Begin Records to use
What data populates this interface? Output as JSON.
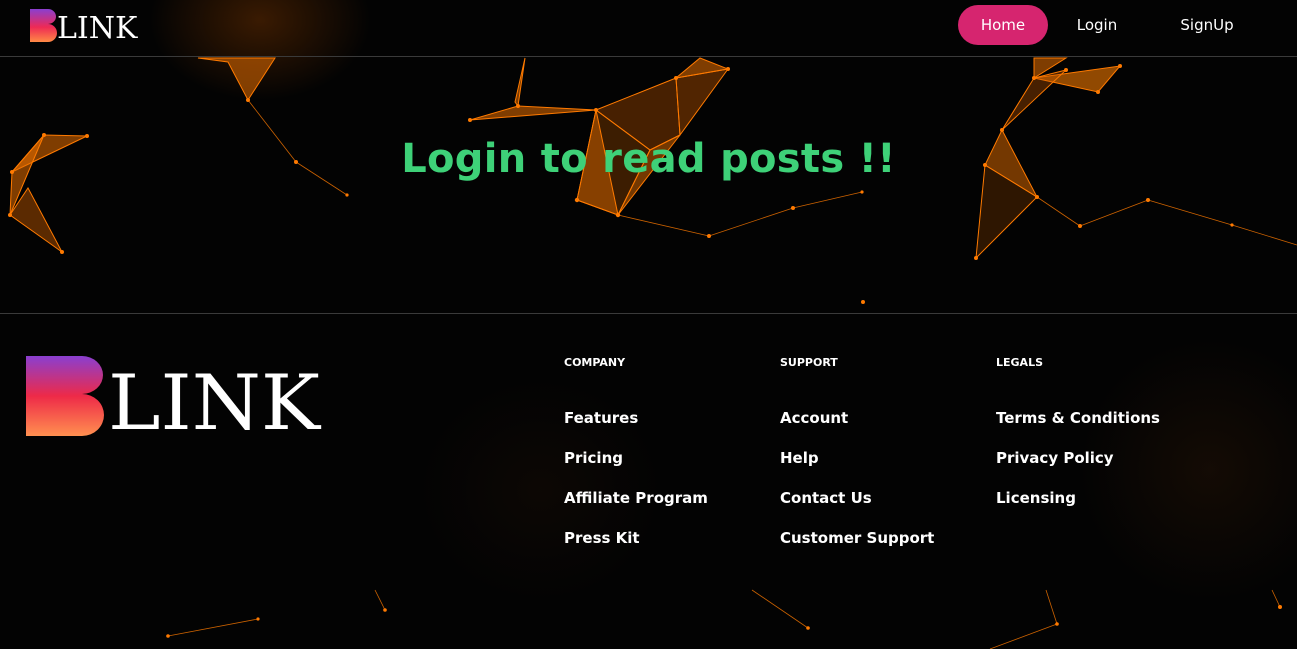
{
  "header": {
    "logo_text": "LINK",
    "nav": {
      "home": "Home",
      "login": "Login",
      "signup": "SignUp"
    }
  },
  "hero": {
    "title": "Login to read posts !!"
  },
  "footer": {
    "logo_text": "LINK",
    "columns": [
      {
        "title": "COMPANY",
        "links": [
          "Features",
          "Pricing",
          "Affiliate Program",
          "Press Kit"
        ]
      },
      {
        "title": "SUPPORT",
        "links": [
          "Account",
          "Help",
          "Contact Us",
          "Customer Support"
        ]
      },
      {
        "title": "LEGALS",
        "links": [
          "Terms & Conditions",
          "Privacy Policy",
          "Licensing"
        ]
      }
    ]
  },
  "colors": {
    "accent": "#d6256f",
    "hero_text": "#3ed178",
    "network": "#ff7a00",
    "background": "#030303"
  }
}
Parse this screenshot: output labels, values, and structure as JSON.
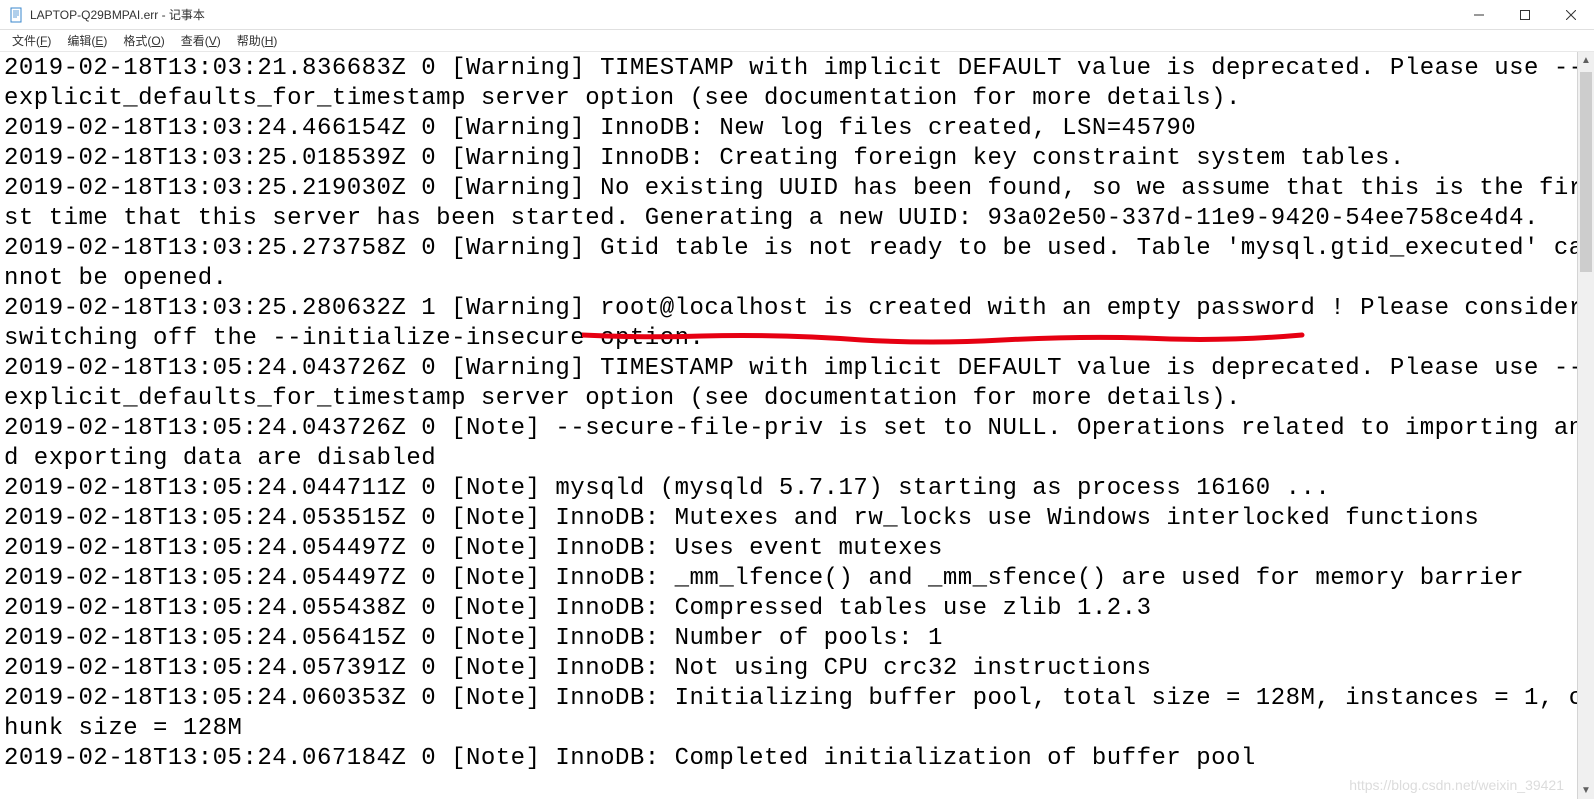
{
  "window": {
    "title": "LAPTOP-Q29BMPAI.err - 记事本"
  },
  "menu": {
    "file": "文件(",
    "file_key": "F",
    "file_close": ")",
    "edit": "编辑(",
    "edit_key": "E",
    "edit_close": ")",
    "format": "格式(",
    "format_key": "O",
    "format_close": ")",
    "view": "查看(",
    "view_key": "V",
    "view_close": ")",
    "help": "帮助(",
    "help_key": "H",
    "help_close": ")"
  },
  "content": "2019-02-18T13:03:21.836683Z 0 [Warning] TIMESTAMP with implicit DEFAULT value is deprecated. Please use --explicit_defaults_for_timestamp server option (see documentation for more details).\n2019-02-18T13:03:24.466154Z 0 [Warning] InnoDB: New log files created, LSN=45790\n2019-02-18T13:03:25.018539Z 0 [Warning] InnoDB: Creating foreign key constraint system tables.\n2019-02-18T13:03:25.219030Z 0 [Warning] No existing UUID has been found, so we assume that this is the first time that this server has been started. Generating a new UUID: 93a02e50-337d-11e9-9420-54ee758ce4d4.\n2019-02-18T13:03:25.273758Z 0 [Warning] Gtid table is not ready to be used. Table 'mysql.gtid_executed' cannot be opened.\n2019-02-18T13:03:25.280632Z 1 [Warning] root@localhost is created with an empty password ! Please consider switching off the --initialize-insecure option.\n2019-02-18T13:05:24.043726Z 0 [Warning] TIMESTAMP with implicit DEFAULT value is deprecated. Please use --explicit_defaults_for_timestamp server option (see documentation for more details).\n2019-02-18T13:05:24.043726Z 0 [Note] --secure-file-priv is set to NULL. Operations related to importing and exporting data are disabled\n2019-02-18T13:05:24.044711Z 0 [Note] mysqld (mysqld 5.7.17) starting as process 16160 ...\n2019-02-18T13:05:24.053515Z 0 [Note] InnoDB: Mutexes and rw_locks use Windows interlocked functions\n2019-02-18T13:05:24.054497Z 0 [Note] InnoDB: Uses event mutexes\n2019-02-18T13:05:24.054497Z 0 [Note] InnoDB: _mm_lfence() and _mm_sfence() are used for memory barrier\n2019-02-18T13:05:24.055438Z 0 [Note] InnoDB: Compressed tables use zlib 1.2.3\n2019-02-18T13:05:24.056415Z 0 [Note] InnoDB: Number of pools: 1\n2019-02-18T13:05:24.057391Z 0 [Note] InnoDB: Not using CPU crc32 instructions\n2019-02-18T13:05:24.060353Z 0 [Note] InnoDB: Initializing buffer pool, total size = 128M, instances = 1, chunk size = 128M\n2019-02-18T13:05:24.067184Z 0 [Note] InnoDB: Completed initialization of buffer pool",
  "watermark": "https://blog.csdn.net/weixin_39421"
}
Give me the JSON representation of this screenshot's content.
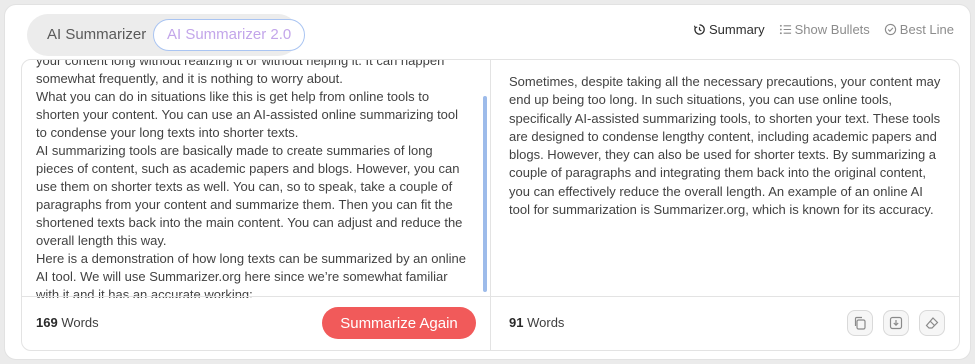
{
  "mode_tabs": [
    {
      "label": "AI Summarizer"
    },
    {
      "label": "AI Summarizer 2.0"
    }
  ],
  "view_tabs": [
    {
      "label": "Summary",
      "icon": "summary-icon",
      "active": true
    },
    {
      "label": "Show Bullets",
      "icon": "bullets-icon",
      "active": false
    },
    {
      "label": "Best Line",
      "icon": "best-line-icon",
      "active": false
    }
  ],
  "input": {
    "paragraphs": [
      "your content long without realizing it or without helping it. It can happen somewhat frequently, and it is nothing to worry about.",
      "What you can do in situations like this is get help from online tools to shorten your content. You can use an AI-assisted online summarizing tool to condense your long texts into shorter texts.",
      "AI summarizing tools are basically made to create summaries of long pieces of content, such as academic papers and blogs. However, you can use them on shorter texts as well. You can, so to speak, take a couple of paragraphs from your content and summarize them. Then you can fit the shortened texts back into the main content. You can adjust and reduce the overall length this way.",
      "Here is a demonstration of how long texts can be summarized by an online AI tool. We will use Summarizer.org here since we’re somewhat familiar with it and it has an accurate working:"
    ],
    "word_count": "169",
    "word_label": "Words",
    "summarize_label": "Summarize Again"
  },
  "output": {
    "text": "Sometimes, despite taking all the necessary precautions, your content may end up being too long. In such situations, you can use online tools, specifically AI-assisted summarizing tools, to shorten your text. These tools are designed to condense lengthy content, including academic papers and blogs. However, they can also be used for shorter texts. By summarizing a couple of paragraphs and integrating them back into the original content, you can effectively reduce the overall length. An example of an online AI tool for summarization is Summarizer.org, which is known for its accuracy.",
    "word_count": "91",
    "word_label": "Words",
    "actions": [
      "copy-icon",
      "download-icon",
      "eraser-icon"
    ]
  },
  "colors": {
    "accent_button": "#f15a5a",
    "tab_border": "#a9c4f2",
    "tab_text": "#c3a6ea",
    "scroll_thumb": "#9dbbea"
  }
}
End Records to use
§ What needs to be done
Identify every line above that includes the word "Login", and show those lines.

§ Exercise result
      "login": "Login",
    "title": "Login to read posts !!"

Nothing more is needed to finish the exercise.